* Problem requirements
Below are some entries. Copy each line that holds the string "requires".

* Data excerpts
::::

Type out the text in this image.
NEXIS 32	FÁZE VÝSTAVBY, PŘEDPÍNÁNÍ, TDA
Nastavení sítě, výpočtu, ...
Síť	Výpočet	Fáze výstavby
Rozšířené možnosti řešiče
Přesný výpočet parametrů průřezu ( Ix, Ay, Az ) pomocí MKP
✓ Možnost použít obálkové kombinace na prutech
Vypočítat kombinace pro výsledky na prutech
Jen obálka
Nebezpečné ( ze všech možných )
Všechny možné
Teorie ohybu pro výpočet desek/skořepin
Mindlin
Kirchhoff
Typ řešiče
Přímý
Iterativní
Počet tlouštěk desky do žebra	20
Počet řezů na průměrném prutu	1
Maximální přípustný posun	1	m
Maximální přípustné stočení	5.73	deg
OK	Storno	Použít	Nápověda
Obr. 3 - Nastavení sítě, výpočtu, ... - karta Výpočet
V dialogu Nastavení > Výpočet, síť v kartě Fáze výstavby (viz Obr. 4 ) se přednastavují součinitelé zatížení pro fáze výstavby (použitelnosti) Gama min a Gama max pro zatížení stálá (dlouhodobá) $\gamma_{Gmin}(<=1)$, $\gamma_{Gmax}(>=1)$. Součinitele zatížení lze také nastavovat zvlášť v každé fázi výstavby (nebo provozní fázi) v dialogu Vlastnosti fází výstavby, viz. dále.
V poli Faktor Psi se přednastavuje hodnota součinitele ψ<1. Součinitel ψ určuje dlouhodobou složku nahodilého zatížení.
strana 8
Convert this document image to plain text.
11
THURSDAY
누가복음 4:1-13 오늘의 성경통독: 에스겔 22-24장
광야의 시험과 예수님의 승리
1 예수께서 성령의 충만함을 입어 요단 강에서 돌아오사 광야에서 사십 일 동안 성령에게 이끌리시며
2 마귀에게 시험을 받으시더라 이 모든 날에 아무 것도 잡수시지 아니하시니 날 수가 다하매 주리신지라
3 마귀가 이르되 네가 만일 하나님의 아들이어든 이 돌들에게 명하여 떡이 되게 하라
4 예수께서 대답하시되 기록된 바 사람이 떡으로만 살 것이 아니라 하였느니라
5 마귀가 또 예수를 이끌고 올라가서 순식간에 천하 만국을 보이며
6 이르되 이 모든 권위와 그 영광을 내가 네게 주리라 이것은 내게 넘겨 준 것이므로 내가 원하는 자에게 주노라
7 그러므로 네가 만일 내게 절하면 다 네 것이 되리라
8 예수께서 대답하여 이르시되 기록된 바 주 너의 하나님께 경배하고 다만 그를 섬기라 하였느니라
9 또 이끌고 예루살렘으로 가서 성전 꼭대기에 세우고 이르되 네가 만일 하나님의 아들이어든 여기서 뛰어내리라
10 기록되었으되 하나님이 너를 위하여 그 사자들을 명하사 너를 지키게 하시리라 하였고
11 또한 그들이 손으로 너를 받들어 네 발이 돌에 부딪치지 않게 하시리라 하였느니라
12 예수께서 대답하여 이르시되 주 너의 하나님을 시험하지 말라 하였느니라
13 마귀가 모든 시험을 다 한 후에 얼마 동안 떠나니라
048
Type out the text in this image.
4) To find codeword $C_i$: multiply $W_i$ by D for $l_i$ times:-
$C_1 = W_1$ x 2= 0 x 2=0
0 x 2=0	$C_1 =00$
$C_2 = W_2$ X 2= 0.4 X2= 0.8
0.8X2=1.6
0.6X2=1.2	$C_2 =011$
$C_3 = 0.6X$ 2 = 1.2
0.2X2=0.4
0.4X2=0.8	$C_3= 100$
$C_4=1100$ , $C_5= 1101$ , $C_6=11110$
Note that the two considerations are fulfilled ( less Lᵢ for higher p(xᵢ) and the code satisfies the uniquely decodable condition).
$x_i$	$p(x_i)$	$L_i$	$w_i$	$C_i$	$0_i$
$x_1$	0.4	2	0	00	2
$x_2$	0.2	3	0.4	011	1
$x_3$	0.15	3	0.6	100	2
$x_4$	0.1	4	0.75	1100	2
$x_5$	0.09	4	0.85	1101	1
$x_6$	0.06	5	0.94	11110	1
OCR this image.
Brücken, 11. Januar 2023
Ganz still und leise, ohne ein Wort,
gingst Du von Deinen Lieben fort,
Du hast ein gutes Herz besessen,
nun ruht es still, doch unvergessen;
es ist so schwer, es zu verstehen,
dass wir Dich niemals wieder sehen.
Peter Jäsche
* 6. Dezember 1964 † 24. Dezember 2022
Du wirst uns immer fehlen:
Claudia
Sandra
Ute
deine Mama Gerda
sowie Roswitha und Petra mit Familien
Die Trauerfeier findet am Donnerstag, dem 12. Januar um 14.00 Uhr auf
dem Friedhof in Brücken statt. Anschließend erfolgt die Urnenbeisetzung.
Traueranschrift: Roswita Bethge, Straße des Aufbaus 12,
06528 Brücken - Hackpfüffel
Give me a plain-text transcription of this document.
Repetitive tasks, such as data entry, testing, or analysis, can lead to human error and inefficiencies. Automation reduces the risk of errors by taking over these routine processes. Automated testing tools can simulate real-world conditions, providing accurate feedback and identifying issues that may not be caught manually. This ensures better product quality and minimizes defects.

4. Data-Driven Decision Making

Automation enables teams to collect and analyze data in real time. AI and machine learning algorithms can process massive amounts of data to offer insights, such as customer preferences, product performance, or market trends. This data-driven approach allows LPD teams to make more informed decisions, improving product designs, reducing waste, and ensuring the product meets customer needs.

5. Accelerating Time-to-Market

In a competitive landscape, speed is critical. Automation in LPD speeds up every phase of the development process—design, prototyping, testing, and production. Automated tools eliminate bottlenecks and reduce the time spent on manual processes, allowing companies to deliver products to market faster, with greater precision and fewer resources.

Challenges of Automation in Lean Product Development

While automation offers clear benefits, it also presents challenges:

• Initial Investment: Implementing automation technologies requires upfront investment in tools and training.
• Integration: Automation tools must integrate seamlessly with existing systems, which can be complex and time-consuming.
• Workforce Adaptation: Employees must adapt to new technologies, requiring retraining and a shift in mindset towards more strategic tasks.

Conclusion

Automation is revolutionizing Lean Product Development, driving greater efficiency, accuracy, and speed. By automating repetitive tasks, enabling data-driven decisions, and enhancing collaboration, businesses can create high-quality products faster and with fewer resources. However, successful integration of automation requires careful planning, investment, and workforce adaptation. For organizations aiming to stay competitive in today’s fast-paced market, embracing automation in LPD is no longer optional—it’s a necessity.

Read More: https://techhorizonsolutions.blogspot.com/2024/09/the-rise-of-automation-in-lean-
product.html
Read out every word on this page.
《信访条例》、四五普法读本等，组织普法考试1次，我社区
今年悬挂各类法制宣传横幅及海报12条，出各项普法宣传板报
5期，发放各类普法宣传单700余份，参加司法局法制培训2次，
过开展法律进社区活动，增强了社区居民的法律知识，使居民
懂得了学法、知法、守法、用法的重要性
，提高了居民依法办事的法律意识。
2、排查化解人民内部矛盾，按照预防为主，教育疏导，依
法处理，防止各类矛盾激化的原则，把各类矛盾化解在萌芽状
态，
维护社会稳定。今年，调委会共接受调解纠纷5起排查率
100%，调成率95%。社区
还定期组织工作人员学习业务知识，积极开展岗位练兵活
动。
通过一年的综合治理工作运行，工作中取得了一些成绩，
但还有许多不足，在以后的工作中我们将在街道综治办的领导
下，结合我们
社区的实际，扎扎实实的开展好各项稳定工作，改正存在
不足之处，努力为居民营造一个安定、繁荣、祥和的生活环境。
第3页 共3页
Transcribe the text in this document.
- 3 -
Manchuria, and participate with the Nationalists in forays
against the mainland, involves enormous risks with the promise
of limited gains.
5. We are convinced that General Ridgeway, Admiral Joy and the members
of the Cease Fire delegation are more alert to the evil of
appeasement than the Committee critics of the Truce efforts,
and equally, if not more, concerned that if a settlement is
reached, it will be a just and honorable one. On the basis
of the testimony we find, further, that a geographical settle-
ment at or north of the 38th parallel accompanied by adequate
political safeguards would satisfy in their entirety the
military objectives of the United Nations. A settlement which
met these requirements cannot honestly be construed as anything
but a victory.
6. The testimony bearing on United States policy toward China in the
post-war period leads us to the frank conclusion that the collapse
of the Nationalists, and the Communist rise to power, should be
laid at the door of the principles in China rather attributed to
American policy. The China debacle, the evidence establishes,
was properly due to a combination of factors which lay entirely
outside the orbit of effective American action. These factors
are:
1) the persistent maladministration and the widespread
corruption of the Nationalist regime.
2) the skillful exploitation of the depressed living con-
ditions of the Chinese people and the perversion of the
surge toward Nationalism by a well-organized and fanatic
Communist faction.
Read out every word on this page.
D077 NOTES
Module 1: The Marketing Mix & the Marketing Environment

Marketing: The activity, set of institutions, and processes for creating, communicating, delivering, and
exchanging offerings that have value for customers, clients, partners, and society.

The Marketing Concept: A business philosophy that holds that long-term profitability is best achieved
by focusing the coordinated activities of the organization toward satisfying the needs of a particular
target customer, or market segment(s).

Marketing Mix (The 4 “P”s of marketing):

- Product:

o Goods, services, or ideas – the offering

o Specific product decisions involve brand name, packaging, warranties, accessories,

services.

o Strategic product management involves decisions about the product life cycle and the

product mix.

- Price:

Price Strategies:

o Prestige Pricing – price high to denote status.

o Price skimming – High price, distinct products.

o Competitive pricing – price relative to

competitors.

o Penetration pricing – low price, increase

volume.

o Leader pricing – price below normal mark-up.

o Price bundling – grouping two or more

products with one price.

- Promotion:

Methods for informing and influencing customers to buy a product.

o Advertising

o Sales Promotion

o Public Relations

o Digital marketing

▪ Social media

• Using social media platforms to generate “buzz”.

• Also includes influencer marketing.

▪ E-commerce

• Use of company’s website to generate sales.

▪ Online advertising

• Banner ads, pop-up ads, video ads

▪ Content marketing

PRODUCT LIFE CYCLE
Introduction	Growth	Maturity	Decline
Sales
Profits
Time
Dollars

::::

* Answer to the problem
• Initial Investment: Implementing automation technologies requires upfront investment in tools and training.
Automation is revolutionizing Lean Product Development, driving greater efficiency, accuracy, and speed. By automating repetitive tasks, enabling data-driven decisions, and enhancing collaboration, businesses can create high-quality products faster and with fewer resources. However, successful integration of automation requires careful planning, investment, and workforce adaptation. For organizations aiming to stay competitive in today’s fast-paced market, embracing automation in LPD is no longer optional—it’s a necessity.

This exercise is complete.